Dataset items
+===+

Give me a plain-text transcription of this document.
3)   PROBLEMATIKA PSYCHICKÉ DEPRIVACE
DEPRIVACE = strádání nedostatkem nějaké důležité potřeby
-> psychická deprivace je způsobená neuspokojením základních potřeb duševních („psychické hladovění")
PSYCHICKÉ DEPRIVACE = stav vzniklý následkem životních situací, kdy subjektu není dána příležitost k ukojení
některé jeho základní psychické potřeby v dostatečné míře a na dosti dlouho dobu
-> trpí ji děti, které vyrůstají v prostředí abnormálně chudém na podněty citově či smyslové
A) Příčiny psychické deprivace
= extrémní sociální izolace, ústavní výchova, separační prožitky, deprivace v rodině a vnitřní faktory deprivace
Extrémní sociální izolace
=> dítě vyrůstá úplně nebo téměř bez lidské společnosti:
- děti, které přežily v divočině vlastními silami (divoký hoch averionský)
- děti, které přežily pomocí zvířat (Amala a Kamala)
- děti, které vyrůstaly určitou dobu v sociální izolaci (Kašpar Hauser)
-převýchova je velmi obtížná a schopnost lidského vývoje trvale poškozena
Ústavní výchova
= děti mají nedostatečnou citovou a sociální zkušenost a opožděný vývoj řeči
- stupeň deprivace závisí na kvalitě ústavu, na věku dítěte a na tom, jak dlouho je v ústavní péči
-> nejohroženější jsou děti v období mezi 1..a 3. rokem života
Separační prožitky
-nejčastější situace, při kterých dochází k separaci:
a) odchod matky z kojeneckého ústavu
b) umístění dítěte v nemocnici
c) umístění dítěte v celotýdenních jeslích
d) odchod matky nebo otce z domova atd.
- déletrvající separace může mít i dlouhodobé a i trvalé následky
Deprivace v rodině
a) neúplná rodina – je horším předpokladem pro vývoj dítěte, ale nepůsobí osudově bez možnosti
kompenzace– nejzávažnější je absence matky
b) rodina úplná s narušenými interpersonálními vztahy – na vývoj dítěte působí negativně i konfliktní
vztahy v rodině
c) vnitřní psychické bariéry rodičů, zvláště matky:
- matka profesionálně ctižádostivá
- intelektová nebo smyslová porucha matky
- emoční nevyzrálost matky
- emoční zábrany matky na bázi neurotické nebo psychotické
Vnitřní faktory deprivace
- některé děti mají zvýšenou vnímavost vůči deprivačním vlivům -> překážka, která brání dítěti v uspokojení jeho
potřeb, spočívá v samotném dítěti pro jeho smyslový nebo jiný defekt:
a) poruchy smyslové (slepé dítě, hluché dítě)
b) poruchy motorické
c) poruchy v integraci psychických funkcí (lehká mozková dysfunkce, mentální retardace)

+===+

▶ Task goal:
Write the complete data out, exactly as above.

▶ Result of the task:
Give me a plain-text transcription of this document.
3)   PROBLEMATIKA PSYCHICKÉ DEPRIVACE
DEPRIVACE = strádání nedostatkem nějaké důležité potřeby
-> psychická deprivace je způsobená neuspokojením základních potřeb duševních („psychické hladovění")
PSYCHICKÉ DEPRIVACE = stav vzniklý následkem životních situací, kdy subjektu není dána příležitost k ukojení
některé jeho základní psychické potřeby v dostatečné míře a na dosti dlouho dobu
-> trpí ji děti, které vyrůstají v prostředí abnormálně chudém na podněty citově či smyslové
A) Příčiny psychické deprivace
= extrémní sociální izolace, ústavní výchova, separační prožitky, deprivace v rodině a vnitřní faktory deprivace
Extrémní sociální izolace
=> dítě vyrůstá úplně nebo téměř bez lidské společnosti:
- děti, které přežily v divočině vlastními silami (divoký hoch averionský)
- děti, které přežily pomocí zvířat (Amala a Kamala)
- děti, které vyrůstaly určitou dobu v sociální izolaci (Kašpar Hauser)
-převýchova je velmi obtížná a schopnost lidského vývoje trvale poškozena
Ústavní výchova
= děti mají nedostatečnou citovou a sociální zkušenost a opožděný vývoj řeči
- stupeň deprivace závisí na kvalitě ústavu, na věku dítěte a na tom, jak dlouho je v ústavní péči
-> nejohroženější jsou děti v období mezi 1..a 3. rokem života
Separační prožitky
-nejčastější situace, při kterých dochází k separaci:
a) odchod matky z kojeneckého ústavu
b) umístění dítěte v nemocnici
c) umístění dítěte v celotýdenních jeslích
d) odchod matky nebo otce z domova atd.
- déletrvající separace může mít i dlouhodobé a i trvalé následky
Deprivace v rodině
a) neúplná rodina – je horším předpokladem pro vývoj dítěte, ale nepůsobí osudově bez možnosti
kompenzace– nejzávažnější je absence matky
b) rodina úplná s narušenými interpersonálními vztahy – na vývoj dítěte působí negativně i konfliktní
vztahy v rodině
c) vnitřní psychické bariéry rodičů, zvláště matky:
- matka profesionálně ctižádostivá
- intelektová nebo smyslová porucha matky
- emoční nevyzrálost matky
- emoční zábrany matky na bázi neurotické nebo psychotické
Vnitřní faktory deprivace
- některé děti mají zvýšenou vnímavost vůči deprivačním vlivům -> překážka, která brání dítěti v uspokojení jeho
potřeb, spočívá v samotném dítěti pro jeho smyslový nebo jiný defekt:
a) poruchy smyslové (slepé dítě, hluché dítě)
b) poruchy motorické
c) poruchy v integraci psychických funkcí (lehká mozková dysfunkce, mentální retardace)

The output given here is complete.